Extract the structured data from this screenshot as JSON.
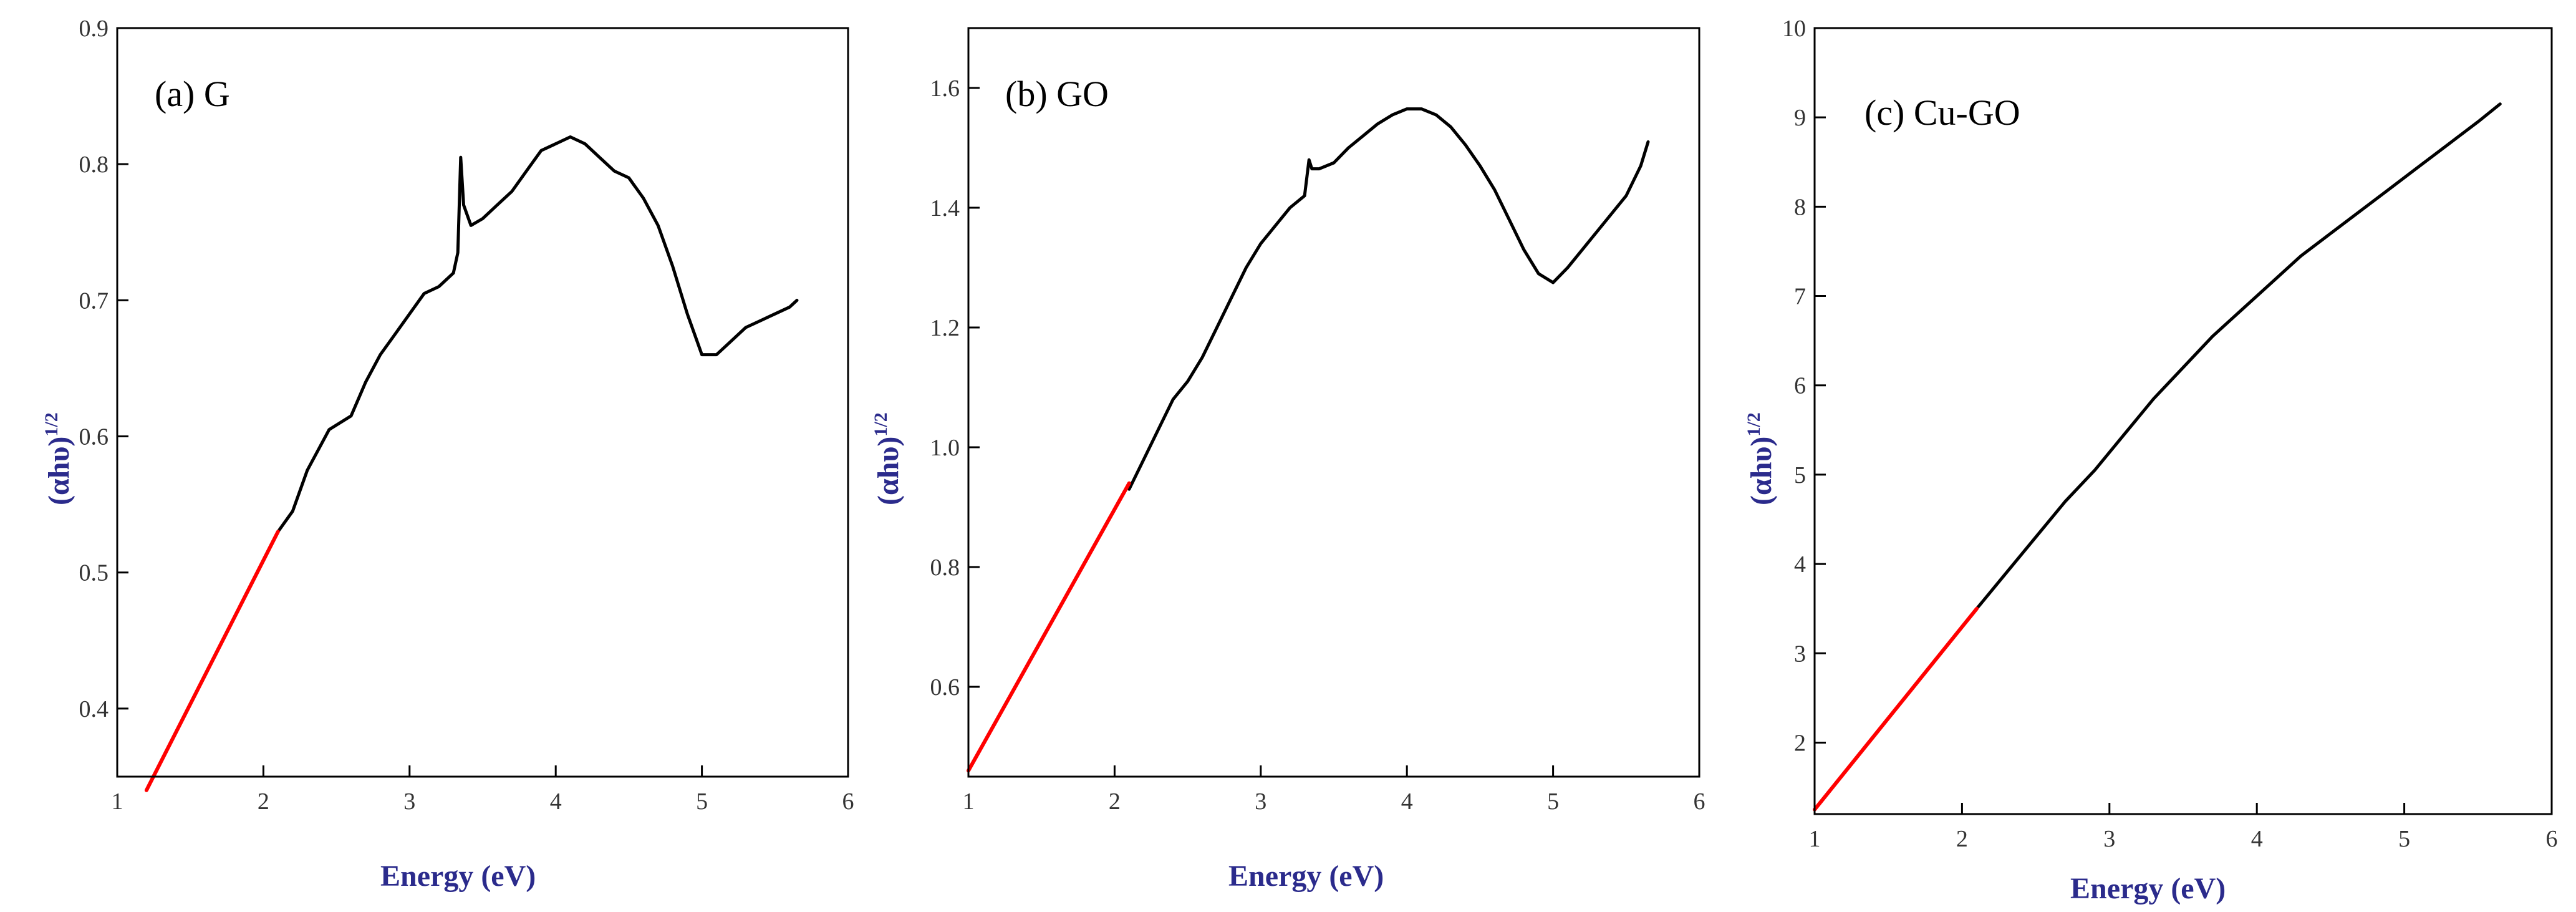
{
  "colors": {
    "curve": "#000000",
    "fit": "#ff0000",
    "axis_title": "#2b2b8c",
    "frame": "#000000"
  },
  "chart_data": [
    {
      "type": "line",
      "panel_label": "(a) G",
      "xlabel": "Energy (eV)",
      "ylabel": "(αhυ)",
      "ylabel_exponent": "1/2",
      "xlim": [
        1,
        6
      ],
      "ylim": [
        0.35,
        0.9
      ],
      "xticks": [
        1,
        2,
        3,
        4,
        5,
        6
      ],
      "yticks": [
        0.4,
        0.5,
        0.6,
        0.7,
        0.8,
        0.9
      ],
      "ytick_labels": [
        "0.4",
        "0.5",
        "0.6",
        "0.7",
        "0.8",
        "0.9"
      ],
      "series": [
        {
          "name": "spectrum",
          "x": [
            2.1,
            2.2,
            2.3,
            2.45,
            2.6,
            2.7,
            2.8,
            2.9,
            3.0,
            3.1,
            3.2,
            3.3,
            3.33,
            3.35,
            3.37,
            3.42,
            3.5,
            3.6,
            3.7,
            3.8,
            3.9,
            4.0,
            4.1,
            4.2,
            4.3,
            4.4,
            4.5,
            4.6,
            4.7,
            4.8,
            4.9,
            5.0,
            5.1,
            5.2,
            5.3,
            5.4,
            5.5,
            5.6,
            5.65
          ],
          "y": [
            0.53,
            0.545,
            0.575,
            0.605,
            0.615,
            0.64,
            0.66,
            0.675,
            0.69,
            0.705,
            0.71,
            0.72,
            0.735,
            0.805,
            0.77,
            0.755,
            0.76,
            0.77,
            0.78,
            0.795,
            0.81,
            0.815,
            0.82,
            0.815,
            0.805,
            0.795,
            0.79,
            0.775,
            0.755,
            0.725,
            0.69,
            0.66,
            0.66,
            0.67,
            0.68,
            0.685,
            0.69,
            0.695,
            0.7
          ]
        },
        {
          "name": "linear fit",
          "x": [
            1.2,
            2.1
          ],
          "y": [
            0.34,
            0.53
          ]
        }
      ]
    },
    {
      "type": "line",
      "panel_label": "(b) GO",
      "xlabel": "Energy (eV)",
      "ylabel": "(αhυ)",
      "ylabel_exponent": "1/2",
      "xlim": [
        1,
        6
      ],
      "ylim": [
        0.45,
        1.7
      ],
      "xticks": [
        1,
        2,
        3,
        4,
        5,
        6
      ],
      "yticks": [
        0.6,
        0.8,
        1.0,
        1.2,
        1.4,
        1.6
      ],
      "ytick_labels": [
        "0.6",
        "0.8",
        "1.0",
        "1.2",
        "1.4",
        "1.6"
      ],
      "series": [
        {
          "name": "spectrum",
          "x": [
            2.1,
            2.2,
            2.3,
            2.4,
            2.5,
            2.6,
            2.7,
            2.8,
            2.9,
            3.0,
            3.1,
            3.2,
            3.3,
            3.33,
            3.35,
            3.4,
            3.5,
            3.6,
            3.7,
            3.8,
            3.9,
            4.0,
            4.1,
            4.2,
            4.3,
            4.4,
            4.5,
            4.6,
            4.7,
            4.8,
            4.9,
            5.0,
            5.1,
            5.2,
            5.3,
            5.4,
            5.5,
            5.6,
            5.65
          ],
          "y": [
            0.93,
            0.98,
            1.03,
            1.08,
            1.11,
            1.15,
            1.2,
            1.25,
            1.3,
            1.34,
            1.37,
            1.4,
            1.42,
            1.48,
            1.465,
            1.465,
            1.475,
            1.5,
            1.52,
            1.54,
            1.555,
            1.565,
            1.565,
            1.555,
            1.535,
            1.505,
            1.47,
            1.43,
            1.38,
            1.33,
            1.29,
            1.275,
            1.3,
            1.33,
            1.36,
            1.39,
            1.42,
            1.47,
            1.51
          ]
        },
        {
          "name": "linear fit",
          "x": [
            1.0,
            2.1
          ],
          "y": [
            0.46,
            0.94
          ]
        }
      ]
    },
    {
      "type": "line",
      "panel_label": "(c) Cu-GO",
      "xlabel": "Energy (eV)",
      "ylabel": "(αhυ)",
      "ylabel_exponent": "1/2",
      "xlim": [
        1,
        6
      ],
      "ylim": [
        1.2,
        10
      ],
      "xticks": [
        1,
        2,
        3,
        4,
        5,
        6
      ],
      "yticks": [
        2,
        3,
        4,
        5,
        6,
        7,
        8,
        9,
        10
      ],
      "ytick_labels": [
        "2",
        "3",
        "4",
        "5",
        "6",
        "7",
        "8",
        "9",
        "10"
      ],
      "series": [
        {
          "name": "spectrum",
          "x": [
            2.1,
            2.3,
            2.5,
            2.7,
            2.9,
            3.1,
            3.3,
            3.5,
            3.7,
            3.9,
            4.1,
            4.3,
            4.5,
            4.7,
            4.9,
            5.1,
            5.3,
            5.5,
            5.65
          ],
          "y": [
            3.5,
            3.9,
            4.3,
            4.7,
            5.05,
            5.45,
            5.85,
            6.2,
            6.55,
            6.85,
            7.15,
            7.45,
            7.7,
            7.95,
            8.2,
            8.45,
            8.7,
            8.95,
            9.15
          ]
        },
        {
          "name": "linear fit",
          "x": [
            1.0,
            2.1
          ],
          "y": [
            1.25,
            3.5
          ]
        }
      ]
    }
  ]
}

===============

GIVEN PROBLEM.
Copy all the lines of data exactly as they appear, dropping any images.

REPLY.
Extract the structured data from this screenshot as JSON.
{
  "colors": {
    "curve": "#000000",
    "fit": "#ff0000",
    "axis_title": "#2b2b8c",
    "frame": "#000000"
  },
  "chart_data": [
    {
      "type": "line",
      "panel_label": "(a) G",
      "xlabel": "Energy (eV)",
      "ylabel": "(αhυ)",
      "ylabel_exponent": "1/2",
      "xlim": [
        1,
        6
      ],
      "ylim": [
        0.35,
        0.9
      ],
      "xticks": [
        1,
        2,
        3,
        4,
        5,
        6
      ],
      "yticks": [
        0.4,
        0.5,
        0.6,
        0.7,
        0.8,
        0.9
      ],
      "ytick_labels": [
        "0.4",
        "0.5",
        "0.6",
        "0.7",
        "0.8",
        "0.9"
      ],
      "series": [
        {
          "name": "spectrum",
          "x": [
            2.1,
            2.2,
            2.3,
            2.45,
            2.6,
            2.7,
            2.8,
            2.9,
            3.0,
            3.1,
            3.2,
            3.3,
            3.33,
            3.35,
            3.37,
            3.42,
            3.5,
            3.6,
            3.7,
            3.8,
            3.9,
            4.0,
            4.1,
            4.2,
            4.3,
            4.4,
            4.5,
            4.6,
            4.7,
            4.8,
            4.9,
            5.0,
            5.1,
            5.2,
            5.3,
            5.4,
            5.5,
            5.6,
            5.65
          ],
          "y": [
            0.53,
            0.545,
            0.575,
            0.605,
            0.615,
            0.64,
            0.66,
            0.675,
            0.69,
            0.705,
            0.71,
            0.72,
            0.735,
            0.805,
            0.77,
            0.755,
            0.76,
            0.77,
            0.78,
            0.795,
            0.81,
            0.815,
            0.82,
            0.815,
            0.805,
            0.795,
            0.79,
            0.775,
            0.755,
            0.725,
            0.69,
            0.66,
            0.66,
            0.67,
            0.68,
            0.685,
            0.69,
            0.695,
            0.7
          ]
        },
        {
          "name": "linear fit",
          "x": [
            1.2,
            2.1
          ],
          "y": [
            0.34,
            0.53
          ]
        }
      ]
    },
    {
      "type": "line",
      "panel_label": "(b) GO",
      "xlabel": "Energy (eV)",
      "ylabel": "(αhυ)",
      "ylabel_exponent": "1/2",
      "xlim": [
        1,
        6
      ],
      "ylim": [
        0.45,
        1.7
      ],
      "xticks": [
        1,
        2,
        3,
        4,
        5,
        6
      ],
      "yticks": [
        0.6,
        0.8,
        1.0,
        1.2,
        1.4,
        1.6
      ],
      "ytick_labels": [
        "0.6",
        "0.8",
        "1.0",
        "1.2",
        "1.4",
        "1.6"
      ],
      "series": [
        {
          "name": "spectrum",
          "x": [
            2.1,
            2.2,
            2.3,
            2.4,
            2.5,
            2.6,
            2.7,
            2.8,
            2.9,
            3.0,
            3.1,
            3.2,
            3.3,
            3.33,
            3.35,
            3.4,
            3.5,
            3.6,
            3.7,
            3.8,
            3.9,
            4.0,
            4.1,
            4.2,
            4.3,
            4.4,
            4.5,
            4.6,
            4.7,
            4.8,
            4.9,
            5.0,
            5.1,
            5.2,
            5.3,
            5.4,
            5.5,
            5.6,
            5.65
          ],
          "y": [
            0.93,
            0.98,
            1.03,
            1.08,
            1.11,
            1.15,
            1.2,
            1.25,
            1.3,
            1.34,
            1.37,
            1.4,
            1.42,
            1.48,
            1.465,
            1.465,
            1.475,
            1.5,
            1.52,
            1.54,
            1.555,
            1.565,
            1.565,
            1.555,
            1.535,
            1.505,
            1.47,
            1.43,
            1.38,
            1.33,
            1.29,
            1.275,
            1.3,
            1.33,
            1.36,
            1.39,
            1.42,
            1.47,
            1.51
          ]
        },
        {
          "name": "linear fit",
          "x": [
            1.0,
            2.1
          ],
          "y": [
            0.46,
            0.94
          ]
        }
      ]
    },
    {
      "type": "line",
      "panel_label": "(c) Cu-GO",
      "xlabel": "Energy (eV)",
      "ylabel": "(αhυ)",
      "ylabel_exponent": "1/2",
      "xlim": [
        1,
        6
      ],
      "ylim": [
        1.2,
        10
      ],
      "xticks": [
        1,
        2,
        3,
        4,
        5,
        6
      ],
      "yticks": [
        2,
        3,
        4,
        5,
        6,
        7,
        8,
        9,
        10
      ],
      "ytick_labels": [
        "2",
        "3",
        "4",
        "5",
        "6",
        "7",
        "8",
        "9",
        "10"
      ],
      "series": [
        {
          "name": "spectrum",
          "x": [
            2.1,
            2.3,
            2.5,
            2.7,
            2.9,
            3.1,
            3.3,
            3.5,
            3.7,
            3.9,
            4.1,
            4.3,
            4.5,
            4.7,
            4.9,
            5.1,
            5.3,
            5.5,
            5.65
          ],
          "y": [
            3.5,
            3.9,
            4.3,
            4.7,
            5.05,
            5.45,
            5.85,
            6.2,
            6.55,
            6.85,
            7.15,
            7.45,
            7.7,
            7.95,
            8.2,
            8.45,
            8.7,
            8.95,
            9.15
          ]
        },
        {
          "name": "linear fit",
          "x": [
            1.0,
            2.1
          ],
          "y": [
            1.25,
            3.5
          ]
        }
      ]
    }
  ]
}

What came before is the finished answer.